● Written request: Your copy of the material below should match it exactly, except that it holds no pictures.

● Saved entries:

========

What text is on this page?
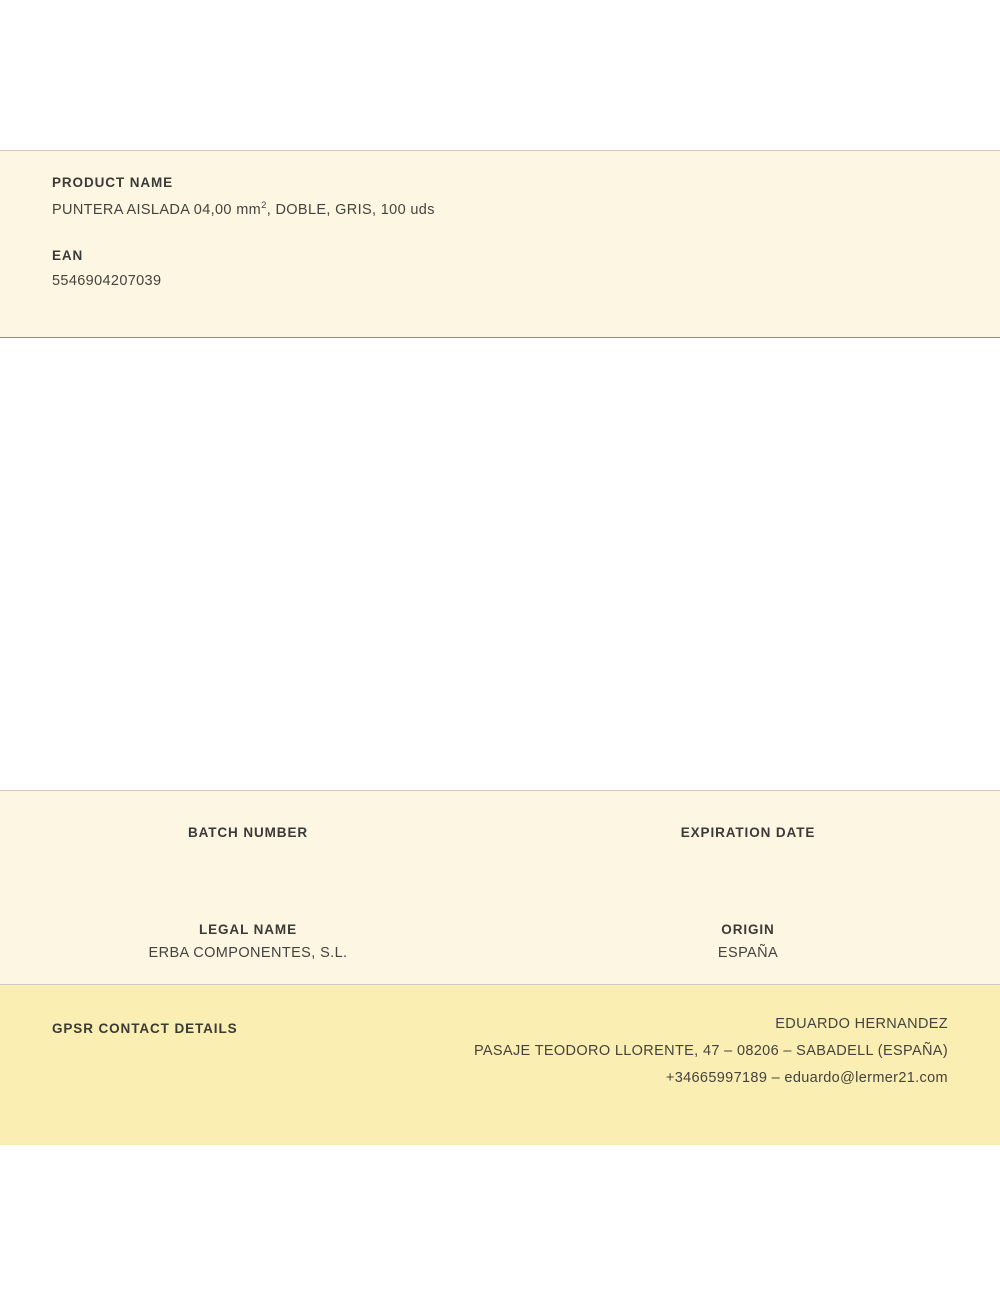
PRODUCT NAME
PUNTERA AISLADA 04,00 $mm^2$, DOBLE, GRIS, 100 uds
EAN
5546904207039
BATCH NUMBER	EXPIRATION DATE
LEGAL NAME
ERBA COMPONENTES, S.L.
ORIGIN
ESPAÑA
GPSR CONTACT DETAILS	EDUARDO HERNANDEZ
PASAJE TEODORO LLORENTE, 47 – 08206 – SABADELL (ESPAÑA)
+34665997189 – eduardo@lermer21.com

========

● Correct answer:
What text is on this page?
PRODUCT NAME
PUNTERA AISLADA 04,00 $mm^2$, DOBLE, GRIS, 100 uds
EAN
5546904207039
BATCH NUMBER	EXPIRATION DATE
LEGAL NAME
ERBA COMPONENTES, S.L.
ORIGIN
ESPAÑA
GPSR CONTACT DETAILS	EDUARDO HERNANDEZ
PASAJE TEODORO LLORENTE, 47 – 08206 – SABADELL (ESPAÑA)
+34665997189 – eduardo@lermer21.com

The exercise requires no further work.